* Start *

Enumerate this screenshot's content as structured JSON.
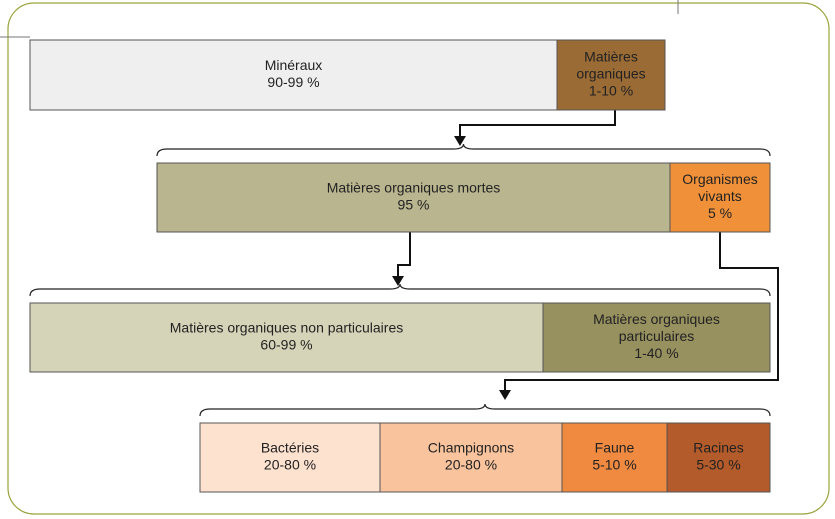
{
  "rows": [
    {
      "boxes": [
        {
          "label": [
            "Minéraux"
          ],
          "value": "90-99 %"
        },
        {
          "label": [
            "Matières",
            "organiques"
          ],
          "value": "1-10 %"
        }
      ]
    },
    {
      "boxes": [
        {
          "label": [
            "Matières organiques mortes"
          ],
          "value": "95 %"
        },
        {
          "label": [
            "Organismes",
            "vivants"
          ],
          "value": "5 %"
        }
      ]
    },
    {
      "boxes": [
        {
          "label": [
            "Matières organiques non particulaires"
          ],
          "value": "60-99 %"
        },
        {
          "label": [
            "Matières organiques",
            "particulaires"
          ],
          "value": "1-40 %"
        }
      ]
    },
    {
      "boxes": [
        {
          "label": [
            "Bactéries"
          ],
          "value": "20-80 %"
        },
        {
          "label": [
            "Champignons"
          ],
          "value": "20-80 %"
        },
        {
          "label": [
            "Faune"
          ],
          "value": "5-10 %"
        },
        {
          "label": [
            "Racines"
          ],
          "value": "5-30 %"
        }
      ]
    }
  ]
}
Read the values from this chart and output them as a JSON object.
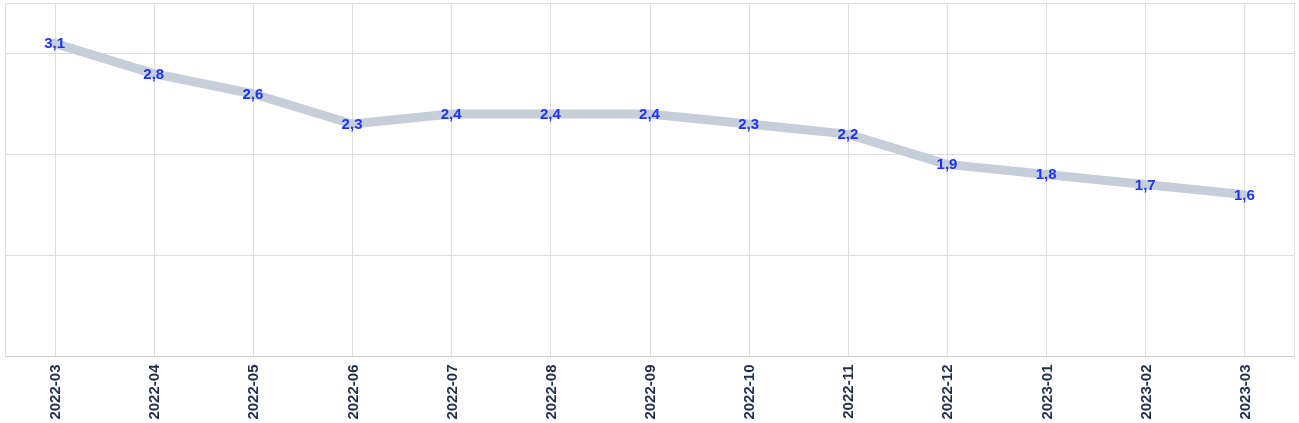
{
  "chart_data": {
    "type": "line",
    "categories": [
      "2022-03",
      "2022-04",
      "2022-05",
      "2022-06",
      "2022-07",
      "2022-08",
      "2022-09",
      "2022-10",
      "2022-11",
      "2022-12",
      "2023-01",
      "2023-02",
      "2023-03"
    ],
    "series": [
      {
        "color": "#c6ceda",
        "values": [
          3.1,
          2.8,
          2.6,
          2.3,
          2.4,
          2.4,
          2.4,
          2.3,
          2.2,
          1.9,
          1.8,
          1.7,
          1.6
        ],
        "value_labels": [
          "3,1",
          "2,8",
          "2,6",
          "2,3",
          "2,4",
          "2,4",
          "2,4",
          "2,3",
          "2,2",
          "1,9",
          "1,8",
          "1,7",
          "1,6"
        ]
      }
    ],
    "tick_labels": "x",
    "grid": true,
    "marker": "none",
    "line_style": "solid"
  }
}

* End *
* Start *

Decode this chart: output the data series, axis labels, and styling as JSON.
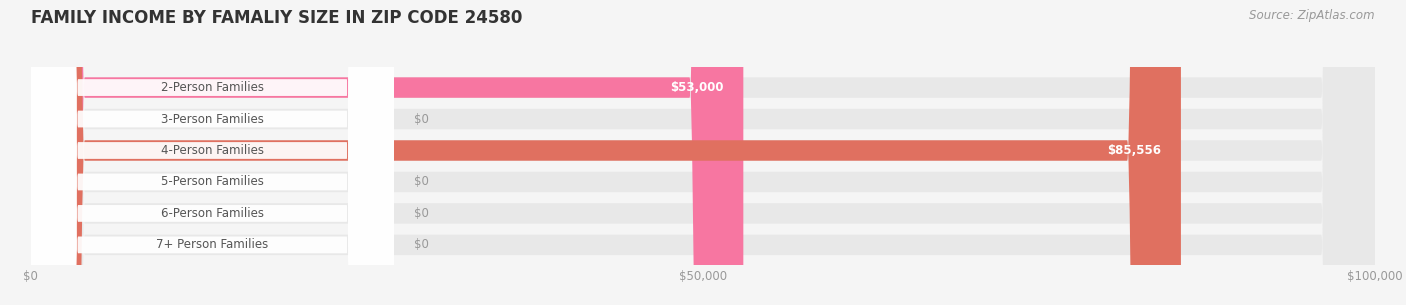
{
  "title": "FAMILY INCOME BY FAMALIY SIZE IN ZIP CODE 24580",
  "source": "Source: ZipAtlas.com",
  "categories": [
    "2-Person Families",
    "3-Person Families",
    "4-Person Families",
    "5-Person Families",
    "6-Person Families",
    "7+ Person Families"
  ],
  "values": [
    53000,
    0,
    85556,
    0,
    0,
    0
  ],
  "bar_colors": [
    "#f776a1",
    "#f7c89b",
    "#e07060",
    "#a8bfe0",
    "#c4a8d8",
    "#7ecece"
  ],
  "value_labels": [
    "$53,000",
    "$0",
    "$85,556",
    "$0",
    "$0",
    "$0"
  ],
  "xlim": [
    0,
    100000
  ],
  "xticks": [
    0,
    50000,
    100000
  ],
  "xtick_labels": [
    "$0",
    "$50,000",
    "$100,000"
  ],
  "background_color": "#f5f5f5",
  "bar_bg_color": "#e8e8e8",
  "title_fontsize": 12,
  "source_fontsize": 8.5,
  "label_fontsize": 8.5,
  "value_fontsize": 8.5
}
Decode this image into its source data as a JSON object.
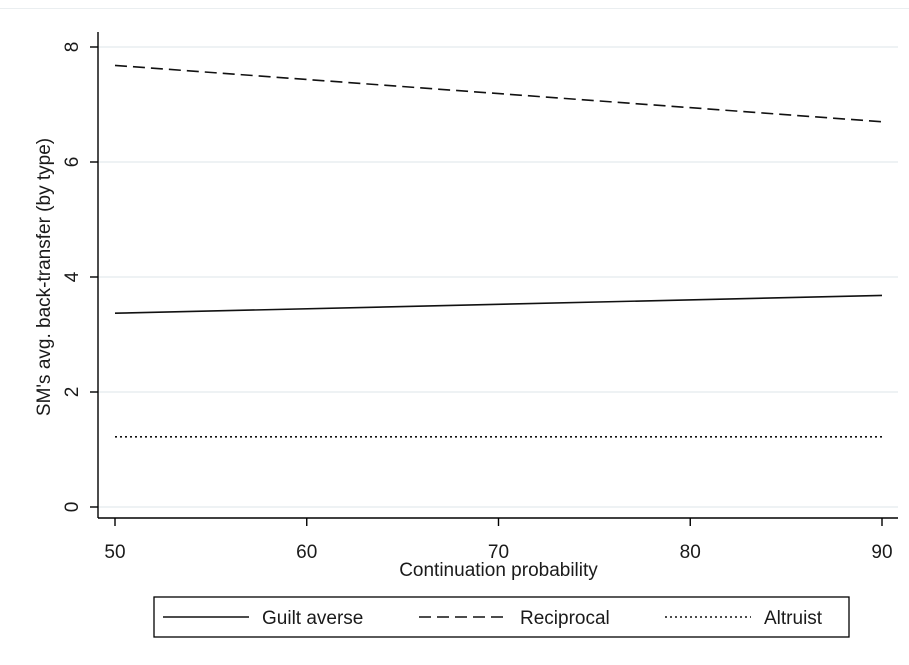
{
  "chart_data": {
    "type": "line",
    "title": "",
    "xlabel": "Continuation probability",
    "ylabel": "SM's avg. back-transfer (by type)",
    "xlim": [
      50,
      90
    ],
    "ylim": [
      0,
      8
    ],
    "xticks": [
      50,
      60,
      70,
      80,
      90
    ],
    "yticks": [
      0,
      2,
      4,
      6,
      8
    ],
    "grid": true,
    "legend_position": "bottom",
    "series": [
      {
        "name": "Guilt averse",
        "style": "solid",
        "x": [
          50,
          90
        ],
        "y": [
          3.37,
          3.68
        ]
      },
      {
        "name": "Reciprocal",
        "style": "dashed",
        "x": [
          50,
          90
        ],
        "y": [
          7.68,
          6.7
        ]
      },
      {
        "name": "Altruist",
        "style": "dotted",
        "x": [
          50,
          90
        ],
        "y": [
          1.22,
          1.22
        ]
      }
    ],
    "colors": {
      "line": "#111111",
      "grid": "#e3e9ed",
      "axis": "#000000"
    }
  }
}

* End *

PROBLEM TO SOLVE: From the material given, work out how many lines hold the string "organiques"; state that number and nothing further.

THE ANSWER: 4